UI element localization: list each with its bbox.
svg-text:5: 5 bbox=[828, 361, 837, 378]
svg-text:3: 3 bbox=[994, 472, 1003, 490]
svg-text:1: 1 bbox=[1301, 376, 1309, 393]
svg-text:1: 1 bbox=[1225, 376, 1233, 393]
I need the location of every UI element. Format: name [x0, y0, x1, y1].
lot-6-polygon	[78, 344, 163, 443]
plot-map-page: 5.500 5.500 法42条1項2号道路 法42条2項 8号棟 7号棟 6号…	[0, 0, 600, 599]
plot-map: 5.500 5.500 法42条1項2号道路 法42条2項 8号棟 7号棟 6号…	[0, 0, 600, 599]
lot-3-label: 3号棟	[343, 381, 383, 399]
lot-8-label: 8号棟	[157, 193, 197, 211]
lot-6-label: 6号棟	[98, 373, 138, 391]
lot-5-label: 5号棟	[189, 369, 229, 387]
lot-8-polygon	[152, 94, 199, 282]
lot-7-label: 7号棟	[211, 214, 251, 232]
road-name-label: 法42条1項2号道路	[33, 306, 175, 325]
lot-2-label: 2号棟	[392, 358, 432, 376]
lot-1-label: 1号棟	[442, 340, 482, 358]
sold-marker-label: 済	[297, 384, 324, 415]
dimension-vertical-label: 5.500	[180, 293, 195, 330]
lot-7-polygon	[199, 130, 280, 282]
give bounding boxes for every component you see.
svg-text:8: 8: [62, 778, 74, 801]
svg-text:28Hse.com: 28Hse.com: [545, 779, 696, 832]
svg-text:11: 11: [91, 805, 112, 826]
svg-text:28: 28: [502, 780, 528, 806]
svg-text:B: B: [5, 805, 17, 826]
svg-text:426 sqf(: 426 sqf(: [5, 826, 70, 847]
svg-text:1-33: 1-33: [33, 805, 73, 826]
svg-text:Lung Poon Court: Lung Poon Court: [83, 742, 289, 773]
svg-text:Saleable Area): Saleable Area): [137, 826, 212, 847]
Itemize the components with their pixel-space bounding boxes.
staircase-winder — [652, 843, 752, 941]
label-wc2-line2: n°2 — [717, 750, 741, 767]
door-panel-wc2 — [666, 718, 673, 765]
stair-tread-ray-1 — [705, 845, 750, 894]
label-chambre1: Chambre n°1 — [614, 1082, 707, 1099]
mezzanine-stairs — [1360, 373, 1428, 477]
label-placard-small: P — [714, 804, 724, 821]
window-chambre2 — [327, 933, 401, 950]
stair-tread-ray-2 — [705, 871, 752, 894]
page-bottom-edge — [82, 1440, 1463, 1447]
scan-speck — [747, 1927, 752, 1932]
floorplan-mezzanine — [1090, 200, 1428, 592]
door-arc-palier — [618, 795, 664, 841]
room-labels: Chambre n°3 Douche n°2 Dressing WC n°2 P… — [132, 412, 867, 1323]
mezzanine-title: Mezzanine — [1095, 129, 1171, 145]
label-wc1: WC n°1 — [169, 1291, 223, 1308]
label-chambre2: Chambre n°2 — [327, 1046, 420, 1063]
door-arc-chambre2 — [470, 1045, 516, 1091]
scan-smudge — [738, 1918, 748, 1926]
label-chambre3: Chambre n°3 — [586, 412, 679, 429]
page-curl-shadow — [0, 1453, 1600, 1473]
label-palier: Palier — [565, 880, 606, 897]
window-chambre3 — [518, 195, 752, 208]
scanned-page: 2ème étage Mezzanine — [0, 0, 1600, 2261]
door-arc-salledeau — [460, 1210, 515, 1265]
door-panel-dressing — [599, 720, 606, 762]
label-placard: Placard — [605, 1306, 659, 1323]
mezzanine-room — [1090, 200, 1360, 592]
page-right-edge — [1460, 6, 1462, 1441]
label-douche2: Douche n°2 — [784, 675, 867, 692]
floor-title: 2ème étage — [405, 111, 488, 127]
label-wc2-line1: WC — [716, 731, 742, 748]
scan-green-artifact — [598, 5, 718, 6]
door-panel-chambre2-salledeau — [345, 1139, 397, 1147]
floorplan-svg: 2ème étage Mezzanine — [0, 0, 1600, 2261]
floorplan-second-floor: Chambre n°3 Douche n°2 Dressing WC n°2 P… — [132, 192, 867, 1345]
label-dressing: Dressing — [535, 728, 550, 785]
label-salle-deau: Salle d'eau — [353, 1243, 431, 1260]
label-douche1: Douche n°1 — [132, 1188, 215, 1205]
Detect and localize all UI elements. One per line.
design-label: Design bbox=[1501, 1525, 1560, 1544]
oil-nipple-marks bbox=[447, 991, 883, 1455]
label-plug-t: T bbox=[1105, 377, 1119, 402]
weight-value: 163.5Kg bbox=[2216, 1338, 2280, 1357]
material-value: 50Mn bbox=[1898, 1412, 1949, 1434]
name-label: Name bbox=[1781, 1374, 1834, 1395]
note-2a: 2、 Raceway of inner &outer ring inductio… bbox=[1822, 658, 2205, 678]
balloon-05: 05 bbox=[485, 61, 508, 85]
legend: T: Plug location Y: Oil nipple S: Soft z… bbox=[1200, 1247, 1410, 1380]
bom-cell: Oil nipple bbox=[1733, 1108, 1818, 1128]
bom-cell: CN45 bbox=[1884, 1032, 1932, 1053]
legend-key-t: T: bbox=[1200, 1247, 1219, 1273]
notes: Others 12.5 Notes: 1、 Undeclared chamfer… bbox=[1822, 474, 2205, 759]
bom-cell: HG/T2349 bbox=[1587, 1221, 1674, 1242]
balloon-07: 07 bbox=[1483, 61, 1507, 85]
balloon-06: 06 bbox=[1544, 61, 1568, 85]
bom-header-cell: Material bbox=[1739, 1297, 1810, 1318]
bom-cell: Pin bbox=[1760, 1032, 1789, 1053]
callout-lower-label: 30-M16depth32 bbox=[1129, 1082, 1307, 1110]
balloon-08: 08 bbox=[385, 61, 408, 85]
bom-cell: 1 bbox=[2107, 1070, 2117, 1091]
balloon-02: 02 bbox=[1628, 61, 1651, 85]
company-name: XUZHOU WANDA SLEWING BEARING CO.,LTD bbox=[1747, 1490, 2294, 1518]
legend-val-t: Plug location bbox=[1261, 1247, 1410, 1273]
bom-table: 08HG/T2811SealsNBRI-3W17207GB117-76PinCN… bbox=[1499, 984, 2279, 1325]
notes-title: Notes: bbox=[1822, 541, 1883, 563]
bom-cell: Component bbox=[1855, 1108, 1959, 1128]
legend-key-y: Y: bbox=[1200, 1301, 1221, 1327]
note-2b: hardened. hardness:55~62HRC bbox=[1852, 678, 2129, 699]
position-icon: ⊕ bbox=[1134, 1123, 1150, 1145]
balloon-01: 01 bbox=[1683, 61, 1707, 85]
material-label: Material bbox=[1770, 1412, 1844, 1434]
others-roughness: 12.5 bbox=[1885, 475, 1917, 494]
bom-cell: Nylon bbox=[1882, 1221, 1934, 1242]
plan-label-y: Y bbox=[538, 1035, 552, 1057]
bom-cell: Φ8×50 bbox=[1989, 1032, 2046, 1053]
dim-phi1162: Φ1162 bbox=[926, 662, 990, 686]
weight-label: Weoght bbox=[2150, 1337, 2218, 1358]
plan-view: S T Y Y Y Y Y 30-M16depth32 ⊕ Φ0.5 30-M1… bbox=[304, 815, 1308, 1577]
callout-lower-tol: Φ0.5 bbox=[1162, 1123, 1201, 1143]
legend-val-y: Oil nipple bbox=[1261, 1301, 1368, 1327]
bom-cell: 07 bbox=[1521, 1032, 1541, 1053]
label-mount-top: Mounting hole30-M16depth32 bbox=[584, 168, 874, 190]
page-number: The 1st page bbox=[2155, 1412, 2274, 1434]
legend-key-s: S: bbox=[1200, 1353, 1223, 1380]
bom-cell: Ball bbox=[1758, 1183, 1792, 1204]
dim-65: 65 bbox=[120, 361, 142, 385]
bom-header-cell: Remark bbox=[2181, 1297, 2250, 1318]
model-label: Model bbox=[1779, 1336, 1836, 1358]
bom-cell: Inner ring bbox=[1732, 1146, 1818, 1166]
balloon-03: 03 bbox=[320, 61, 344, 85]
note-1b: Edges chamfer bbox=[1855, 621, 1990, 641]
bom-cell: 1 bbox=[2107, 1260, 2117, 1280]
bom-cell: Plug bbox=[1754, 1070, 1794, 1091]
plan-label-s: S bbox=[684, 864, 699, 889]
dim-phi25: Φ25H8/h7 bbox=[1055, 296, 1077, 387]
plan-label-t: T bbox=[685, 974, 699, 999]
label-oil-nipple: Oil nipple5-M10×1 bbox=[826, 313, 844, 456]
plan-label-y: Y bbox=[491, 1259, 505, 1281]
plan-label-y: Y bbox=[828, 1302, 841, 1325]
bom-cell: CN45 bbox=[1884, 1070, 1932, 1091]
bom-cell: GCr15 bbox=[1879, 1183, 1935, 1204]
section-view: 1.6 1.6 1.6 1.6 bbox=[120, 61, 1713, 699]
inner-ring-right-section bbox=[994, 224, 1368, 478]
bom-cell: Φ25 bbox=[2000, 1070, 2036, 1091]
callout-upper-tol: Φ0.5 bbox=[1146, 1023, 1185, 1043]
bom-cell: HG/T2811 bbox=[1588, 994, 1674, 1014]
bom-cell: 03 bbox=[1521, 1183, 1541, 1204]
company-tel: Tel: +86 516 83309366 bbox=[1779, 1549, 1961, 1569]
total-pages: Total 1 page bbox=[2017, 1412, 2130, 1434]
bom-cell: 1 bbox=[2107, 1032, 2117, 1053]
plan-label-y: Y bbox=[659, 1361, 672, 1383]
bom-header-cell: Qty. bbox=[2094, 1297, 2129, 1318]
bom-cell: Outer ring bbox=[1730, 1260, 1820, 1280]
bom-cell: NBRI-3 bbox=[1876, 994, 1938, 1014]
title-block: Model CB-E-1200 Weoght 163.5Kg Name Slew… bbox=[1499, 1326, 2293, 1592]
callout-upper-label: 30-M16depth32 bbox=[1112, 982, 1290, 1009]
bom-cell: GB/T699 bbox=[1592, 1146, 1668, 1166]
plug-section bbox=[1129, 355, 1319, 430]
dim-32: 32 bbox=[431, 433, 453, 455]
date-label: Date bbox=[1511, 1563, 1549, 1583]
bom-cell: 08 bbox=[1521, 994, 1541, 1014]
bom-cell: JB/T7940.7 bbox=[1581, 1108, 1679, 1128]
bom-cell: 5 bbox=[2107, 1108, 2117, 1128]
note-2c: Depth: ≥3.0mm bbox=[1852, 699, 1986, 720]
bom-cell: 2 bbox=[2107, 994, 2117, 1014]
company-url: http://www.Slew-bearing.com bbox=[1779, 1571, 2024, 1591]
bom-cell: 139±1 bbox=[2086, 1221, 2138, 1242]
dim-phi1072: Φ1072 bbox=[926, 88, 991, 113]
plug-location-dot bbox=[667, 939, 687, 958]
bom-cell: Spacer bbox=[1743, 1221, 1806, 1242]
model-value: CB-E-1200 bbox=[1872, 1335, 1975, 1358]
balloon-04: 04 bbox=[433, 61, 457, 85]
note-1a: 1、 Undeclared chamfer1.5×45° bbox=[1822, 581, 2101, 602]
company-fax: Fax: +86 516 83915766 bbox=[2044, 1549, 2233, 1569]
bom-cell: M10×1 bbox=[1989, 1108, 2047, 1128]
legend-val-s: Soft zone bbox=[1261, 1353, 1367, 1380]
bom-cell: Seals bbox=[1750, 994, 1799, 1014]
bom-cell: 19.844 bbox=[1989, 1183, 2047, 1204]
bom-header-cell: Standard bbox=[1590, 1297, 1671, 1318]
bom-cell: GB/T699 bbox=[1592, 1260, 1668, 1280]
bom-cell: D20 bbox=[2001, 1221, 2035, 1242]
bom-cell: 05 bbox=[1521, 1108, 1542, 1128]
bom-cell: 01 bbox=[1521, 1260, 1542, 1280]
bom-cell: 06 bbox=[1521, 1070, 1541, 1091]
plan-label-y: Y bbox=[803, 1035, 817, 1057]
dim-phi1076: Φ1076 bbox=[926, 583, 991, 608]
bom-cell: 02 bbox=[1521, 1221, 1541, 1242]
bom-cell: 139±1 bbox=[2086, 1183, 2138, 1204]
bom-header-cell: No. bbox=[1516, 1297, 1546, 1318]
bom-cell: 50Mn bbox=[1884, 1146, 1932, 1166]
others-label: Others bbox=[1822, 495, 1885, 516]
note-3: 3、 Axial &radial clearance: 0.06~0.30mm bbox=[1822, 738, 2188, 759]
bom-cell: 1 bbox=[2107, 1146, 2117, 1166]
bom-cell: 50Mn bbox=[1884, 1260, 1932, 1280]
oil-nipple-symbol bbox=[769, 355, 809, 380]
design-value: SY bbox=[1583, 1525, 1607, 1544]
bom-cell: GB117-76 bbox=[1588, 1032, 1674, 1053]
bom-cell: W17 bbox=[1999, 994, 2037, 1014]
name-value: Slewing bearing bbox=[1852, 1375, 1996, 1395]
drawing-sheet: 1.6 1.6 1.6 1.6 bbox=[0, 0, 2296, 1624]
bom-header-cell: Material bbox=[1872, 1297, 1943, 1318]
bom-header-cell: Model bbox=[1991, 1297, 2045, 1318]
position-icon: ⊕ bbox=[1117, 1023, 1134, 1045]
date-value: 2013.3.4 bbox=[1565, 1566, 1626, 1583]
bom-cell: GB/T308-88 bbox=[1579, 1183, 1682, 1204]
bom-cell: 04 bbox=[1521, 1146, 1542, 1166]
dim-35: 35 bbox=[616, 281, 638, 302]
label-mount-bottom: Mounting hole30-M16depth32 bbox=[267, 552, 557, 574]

Task requirements
Arrange the lines of the listing above as a JSON list of strings, one string per line and no blank lines, running from the first line of the listing through the line containing "plot-map-page: 5.500 5.500".

Exercise solution
[
  "UI element localization: list each with its bbox.",
  "svg-text:5: 5 bbox=[828, 361, 837, 378]",
  "svg-text:3: 3 bbox=[994, 472, 1003, 490]",
  "svg-text:1: 1 bbox=[1301, 376, 1309, 393]",
  "svg-text:1: 1 bbox=[1225, 376, 1233, 393]",
  "I need the location of every UI element. Format: name [x0, y0, x1, y1].",
  "lot-6-polygon\t[78, 344, 163, 443]",
  "plot-map-page: 5.500 5.500 法42条1項2号道路 法42条2項 8号棟 7号棟 6号…\t[0, 0, 600, 599]"
]